• **Problema proposto 1**: No texto sobre o recurso dos réus, em que artigo, número e alínea do CSCom se fundamenta a nulidade da deliberação?
• **Problema proposto 2**: Resuma em duas frases o texto sobre o recurso dos réus.
• **Problema proposto 3**: Prossiga o texto sobre o recurso dos réus a partir da última frase apresentada.

• **Excerto do documento**:
Não se conformando com a douta sentença, dela recorreram os réus, tendo formulado as seguintes CONCLUSÕES: 1ª - No caso em apreço a deliberação da Assembleia Geral apenas determina o montante e o momento a partir do qual pode ser efectuado o aumento de capital contrariando a intenção legislativa expressa nos artigos 85º e 87º do C.S.Com. que pretende salvaguardar a competência exclusiva dos accionistas.

  1. - Tais normas referem-se ao conteúdo da deliberação da Assembleia Geral e têm uma natureza imperativa na medida em pretendem acautelar os interesses patrimoniais e sociais dos sócios evitando que estes fiquem na dependência do Conselho de Administração como sucedeu no caso sub judice e, consequentemente, os interesses dos credores e da própria sociedade.

  2. - Atendendo às omissões da deliberação da Assembleia Geral relativa ao aumento de capital verifica-se a preterição de elementos de conteúdo essenciais atinentes a uma norma imperativa, o que fundamenta a nulidade de tal deliberação nos termos do artigo 56.º n.º1 alínea d) do CSCom.

• **Bloco de dados**:
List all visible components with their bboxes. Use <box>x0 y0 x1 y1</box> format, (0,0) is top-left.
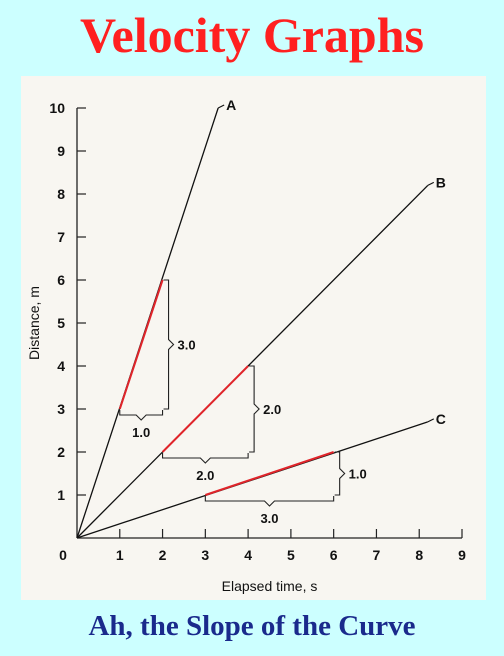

• **Resultado do exercício 1**: No artigo 56.º, n.º 1, alínea d), do CSCom.

• **Resultado do exercício 2**: Os réus recorreram da sentença, alegando que a deliberação da Assembleia Geral apenas determina o montante e o momento a partir do qual pode ser feito o aumento de capital. Isso contraria os artigos 85º e 87º do C.S.Com., normas imperativas que protegem os interesses dos sócios, dos credores e da própria sociedade, e a omissão de elementos essenciais torna a deliberação nula nos termos do artigo 56.º, n.º 1, alínea d), do CSCom.

• **Resultado do exercício 3**:
  3. - O douto tribunal "a quo" não ponderou para efeitos de concluir que as pretensas "dívidas" do recorrente correspondem a "indemnizações devidas por factos imputáveis a um dos cônjuges" a que será directamente aplicável o regime do artigo 1692.º alínea b) do Código Civil, do qual resulta que tais responsabilidades não podem ser comunicáveis ao cônjuge do recorrente.

  4. - Ainda que o artigo 1691º do Código do Civil fosse aplicável por remissão da alínea b) do artigo 1692º do Código Civil, sempre se concluiria que tal indemnização não poderá ser comunicável ao cônjuge por inexistência de proveito comum atendendo, por exemplo, ao alegado nos artigos 227º a 231º da contestação, factos dos quais resulta que fim do cônjuge marido ao praticar os actos alegados pela recorrida correspondia a evitar um litígio com o BPSM que poria em causa a actividade comercial da sociedade corretora ao impedir o recorrente de desenvolver a sua actividade comercial em benefício da sociedade.

  5. - Ao que acresce que tal aplicação remissiva do artigo 1691º do Código Civil implicaria que a recorrida fizesse prova de que, não obstante estarmos perante factos exclusivamente imputáveis ao cônjuge marido, destes resultaria um proveito comum do casal, sendo que no caso em apreço não só a recorrida não fez tal prova como os recorrentes alegaram e provaram a inexistência de proveito comum.

  6. - A conduta do recorrente deve beneficiar de uma causa de exclusão da ilicitude em virtude de se encontrar a coberto de uma situação de estado de necessidade previsto no artigo 339º do Código Civil.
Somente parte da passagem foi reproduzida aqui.